**LISTA DE TAREFAS**
(1) Por favor, diga se cada afirmação abaixo está de acordo com o trecho sobre a presunção de inocência, respondendo sim ou não e citando literalmente as palavras do trecho que decidem a questão. (a) A alternativa C é considerada errada. (b) Cabe ao acusado demonstrar sua inocência. (c) A prisão cautelar se legitima com base em requisitos concretos e excepcionais.
(2) Escreva a parte seguinte do trecho sobre a presunção de inocência, começando logo após a última frase apresentada.
───── TRECHO FORNECIDO ─────
Com a adoção constitucional do princípio do estado de inocência ou presunção de não-culpabilidade, tem-se como decorrência que, exceto:
- A)O ônus da prova da imputação de crime é exclusivo da acusação.
Correta, porque a acusação suporta o ônus de provar a imputação criminal, já que não cabe ao acusado demonstrar sua inocência.
- B)No momento de proferir a sentença vigora o princípio in dubio pro reo.
Correta, porque, na sentença, se persistir dúvida relevante sobre autoria ou materialidade, deve prevalecer a solução mais favorável ao réu.
- C)A imparcialidade do julgador é a base do sistema acusatório.
Errada, porque a imparcialidade do julgador é característica estrutural do sistema acusatório, e não uma decorrência direta da presunção de inocência.
- D)Admite-se a custódia cautelar da pessoa apenas quando estiverem presentes o fumus comissi delicti e o periculum libertatis, demonstrando a necessidade concreta da medida.
Correta, porque a prisão cautelar só se legitima com base em requisitos concretos e excepcionais, relacionados à necessidade da medida.
───── DADOS FORNECIDOS ─────
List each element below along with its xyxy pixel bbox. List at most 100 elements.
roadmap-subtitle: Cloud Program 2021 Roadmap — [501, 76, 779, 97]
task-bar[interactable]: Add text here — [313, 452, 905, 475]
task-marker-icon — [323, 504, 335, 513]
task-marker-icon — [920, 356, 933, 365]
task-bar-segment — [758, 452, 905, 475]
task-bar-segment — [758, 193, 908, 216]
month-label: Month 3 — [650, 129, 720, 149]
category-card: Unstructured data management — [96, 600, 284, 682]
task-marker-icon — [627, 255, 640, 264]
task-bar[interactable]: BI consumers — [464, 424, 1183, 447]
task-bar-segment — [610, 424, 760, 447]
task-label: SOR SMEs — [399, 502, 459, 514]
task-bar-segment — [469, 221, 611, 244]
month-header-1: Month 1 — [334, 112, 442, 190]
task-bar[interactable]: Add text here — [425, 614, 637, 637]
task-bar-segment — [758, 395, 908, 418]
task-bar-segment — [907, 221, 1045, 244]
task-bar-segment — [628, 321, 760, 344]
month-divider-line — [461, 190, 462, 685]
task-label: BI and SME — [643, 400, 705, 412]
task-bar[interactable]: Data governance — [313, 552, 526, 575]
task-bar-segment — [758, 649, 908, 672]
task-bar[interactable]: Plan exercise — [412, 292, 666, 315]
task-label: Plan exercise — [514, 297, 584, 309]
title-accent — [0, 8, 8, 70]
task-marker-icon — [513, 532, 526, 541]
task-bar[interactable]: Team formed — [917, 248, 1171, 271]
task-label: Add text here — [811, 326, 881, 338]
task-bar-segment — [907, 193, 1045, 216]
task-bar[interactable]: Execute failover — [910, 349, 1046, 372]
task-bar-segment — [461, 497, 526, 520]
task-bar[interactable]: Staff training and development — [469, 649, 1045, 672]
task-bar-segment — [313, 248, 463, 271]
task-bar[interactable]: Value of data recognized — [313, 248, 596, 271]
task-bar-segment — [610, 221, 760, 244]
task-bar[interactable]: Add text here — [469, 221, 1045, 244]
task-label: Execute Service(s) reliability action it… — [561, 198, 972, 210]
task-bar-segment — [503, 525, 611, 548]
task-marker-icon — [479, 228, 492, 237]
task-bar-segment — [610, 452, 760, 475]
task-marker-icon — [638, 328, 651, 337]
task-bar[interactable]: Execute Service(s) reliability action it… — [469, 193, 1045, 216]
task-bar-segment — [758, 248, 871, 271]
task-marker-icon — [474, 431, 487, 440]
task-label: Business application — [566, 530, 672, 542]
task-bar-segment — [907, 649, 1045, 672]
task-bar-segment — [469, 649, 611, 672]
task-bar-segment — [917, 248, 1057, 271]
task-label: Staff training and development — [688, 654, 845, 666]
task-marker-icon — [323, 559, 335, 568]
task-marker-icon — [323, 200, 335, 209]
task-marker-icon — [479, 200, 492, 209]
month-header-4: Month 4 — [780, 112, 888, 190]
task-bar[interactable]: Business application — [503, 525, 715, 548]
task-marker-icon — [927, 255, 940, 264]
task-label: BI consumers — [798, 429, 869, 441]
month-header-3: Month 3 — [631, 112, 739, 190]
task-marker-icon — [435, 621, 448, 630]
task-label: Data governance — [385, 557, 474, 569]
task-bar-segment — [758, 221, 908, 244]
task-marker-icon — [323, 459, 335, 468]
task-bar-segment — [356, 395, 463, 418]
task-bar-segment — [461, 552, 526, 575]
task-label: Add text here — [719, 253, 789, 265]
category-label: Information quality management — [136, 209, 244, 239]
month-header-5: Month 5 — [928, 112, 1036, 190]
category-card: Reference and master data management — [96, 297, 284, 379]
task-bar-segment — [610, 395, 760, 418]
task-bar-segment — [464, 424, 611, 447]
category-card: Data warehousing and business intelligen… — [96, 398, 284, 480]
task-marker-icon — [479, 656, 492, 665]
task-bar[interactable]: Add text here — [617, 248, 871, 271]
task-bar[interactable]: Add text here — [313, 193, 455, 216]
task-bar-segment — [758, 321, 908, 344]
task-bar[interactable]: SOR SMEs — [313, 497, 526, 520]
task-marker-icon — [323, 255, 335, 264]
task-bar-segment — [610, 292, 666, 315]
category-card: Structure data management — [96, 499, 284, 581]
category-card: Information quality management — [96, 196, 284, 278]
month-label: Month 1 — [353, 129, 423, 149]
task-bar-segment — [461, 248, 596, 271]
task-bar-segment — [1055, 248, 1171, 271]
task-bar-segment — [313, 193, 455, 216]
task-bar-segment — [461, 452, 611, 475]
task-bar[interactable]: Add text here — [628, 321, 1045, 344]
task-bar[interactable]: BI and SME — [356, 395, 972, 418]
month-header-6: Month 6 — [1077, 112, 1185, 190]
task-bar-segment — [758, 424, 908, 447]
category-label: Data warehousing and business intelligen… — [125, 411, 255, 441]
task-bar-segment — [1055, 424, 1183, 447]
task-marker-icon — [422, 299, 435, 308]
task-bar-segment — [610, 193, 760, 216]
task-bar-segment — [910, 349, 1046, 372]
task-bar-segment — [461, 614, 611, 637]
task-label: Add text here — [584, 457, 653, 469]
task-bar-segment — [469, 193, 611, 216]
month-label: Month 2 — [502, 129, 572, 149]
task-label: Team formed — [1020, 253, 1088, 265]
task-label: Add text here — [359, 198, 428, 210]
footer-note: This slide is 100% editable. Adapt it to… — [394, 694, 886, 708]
─────
**RESPOSTAS**
(1)
(a) Sim: "Errada, porque a imparcialidade do julgador é característica estrutural do sistema acusatório, e não uma decorrência direta da presunção de inocência."
(b) Não: "já que não cabe ao acusado demonstrar sua inocência."
(c) Sim: "a prisão cautelar só se legitima com base em requisitos concretos e excepcionais"

(2)
- E)É necessária uma proteção contra a publicidade abusiva e a estigmatizante (precoce) da pessoa investigada ou processada criminalmente.
Correta, porque a presunção de inocência também protege contra exposições públicas abusivas e estigmatização precoce do investigado ou processado.
Gabarito: C
O princípio da presunção de inocência, previsto no art. 5º, LVII, da Constituição, muda a lógica do processo penal: a culpa não se presume, ela precisa ser provada. Por isso, em regra, o ônus da prova fica com a acusação, e a dúvida razoável favorece o réu na sentença, no clássico in dubio pro reo. Também por isso a prisão cautelar é excepcional, exigindo fundamentos concretos, como fumus commissi delicti e periculum libertatis, e não pode virar punição antecipada.